## BEGIN Input rows
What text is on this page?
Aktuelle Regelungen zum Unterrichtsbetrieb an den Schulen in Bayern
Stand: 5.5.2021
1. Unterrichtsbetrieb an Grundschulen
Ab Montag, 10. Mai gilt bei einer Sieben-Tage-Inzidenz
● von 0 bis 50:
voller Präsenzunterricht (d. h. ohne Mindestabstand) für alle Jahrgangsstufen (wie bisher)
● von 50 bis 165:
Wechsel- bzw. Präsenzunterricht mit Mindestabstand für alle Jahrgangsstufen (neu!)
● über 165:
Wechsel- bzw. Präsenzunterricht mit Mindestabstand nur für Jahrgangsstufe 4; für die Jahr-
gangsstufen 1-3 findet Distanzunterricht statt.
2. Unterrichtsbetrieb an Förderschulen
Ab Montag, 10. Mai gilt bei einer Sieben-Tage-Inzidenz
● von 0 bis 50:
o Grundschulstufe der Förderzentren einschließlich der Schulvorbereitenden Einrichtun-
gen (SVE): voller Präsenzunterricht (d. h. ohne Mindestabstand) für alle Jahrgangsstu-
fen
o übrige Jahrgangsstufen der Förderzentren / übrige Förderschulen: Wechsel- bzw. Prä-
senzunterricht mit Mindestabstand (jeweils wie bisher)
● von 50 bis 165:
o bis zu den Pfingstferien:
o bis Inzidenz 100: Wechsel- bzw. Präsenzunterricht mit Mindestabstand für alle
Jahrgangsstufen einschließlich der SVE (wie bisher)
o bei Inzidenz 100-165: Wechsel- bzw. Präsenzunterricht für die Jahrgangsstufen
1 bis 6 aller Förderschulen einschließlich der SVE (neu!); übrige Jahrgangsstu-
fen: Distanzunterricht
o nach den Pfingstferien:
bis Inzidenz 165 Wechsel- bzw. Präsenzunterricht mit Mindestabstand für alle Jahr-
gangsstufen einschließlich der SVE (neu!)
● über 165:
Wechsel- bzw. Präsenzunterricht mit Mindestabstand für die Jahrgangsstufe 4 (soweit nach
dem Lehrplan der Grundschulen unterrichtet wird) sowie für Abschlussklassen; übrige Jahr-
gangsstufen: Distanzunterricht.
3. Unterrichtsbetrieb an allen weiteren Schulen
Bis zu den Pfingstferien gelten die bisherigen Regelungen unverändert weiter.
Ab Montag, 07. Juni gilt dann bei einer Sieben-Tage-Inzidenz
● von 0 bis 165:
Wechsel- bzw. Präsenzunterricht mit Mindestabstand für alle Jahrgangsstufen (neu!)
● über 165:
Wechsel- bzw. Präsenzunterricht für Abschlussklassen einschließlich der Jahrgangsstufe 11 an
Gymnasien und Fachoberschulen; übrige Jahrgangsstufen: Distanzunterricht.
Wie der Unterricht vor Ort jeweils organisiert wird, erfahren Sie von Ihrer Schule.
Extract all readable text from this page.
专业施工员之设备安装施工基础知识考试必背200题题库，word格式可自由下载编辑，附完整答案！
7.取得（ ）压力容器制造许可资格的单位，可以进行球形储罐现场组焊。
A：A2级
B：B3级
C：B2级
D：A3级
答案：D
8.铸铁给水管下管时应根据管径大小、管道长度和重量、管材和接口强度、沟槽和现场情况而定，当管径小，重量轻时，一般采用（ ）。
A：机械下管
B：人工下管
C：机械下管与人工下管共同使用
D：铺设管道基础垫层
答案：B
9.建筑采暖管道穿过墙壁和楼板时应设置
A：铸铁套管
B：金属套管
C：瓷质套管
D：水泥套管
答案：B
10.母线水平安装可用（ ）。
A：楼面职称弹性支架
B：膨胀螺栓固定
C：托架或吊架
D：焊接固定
## END Input rows
* [Work to be completed] Go through the entries above and copy every line containing "einschließlich".

* [Response below]
o Grundschulstufe der Förderzentren einschließlich der Schulvorbereitenden Einrichtun-
Jahrgangsstufen einschließlich der SVE (wie bisher)
1 bis 6 aller Förderschulen einschließlich der SVE (neu!); übrige Jahrgangsstu-
gangsstufen einschließlich der SVE (neu!)
Wechsel- bzw. Präsenzunterricht für Abschlussklassen einschließlich der Jahrgangsstufe 11 an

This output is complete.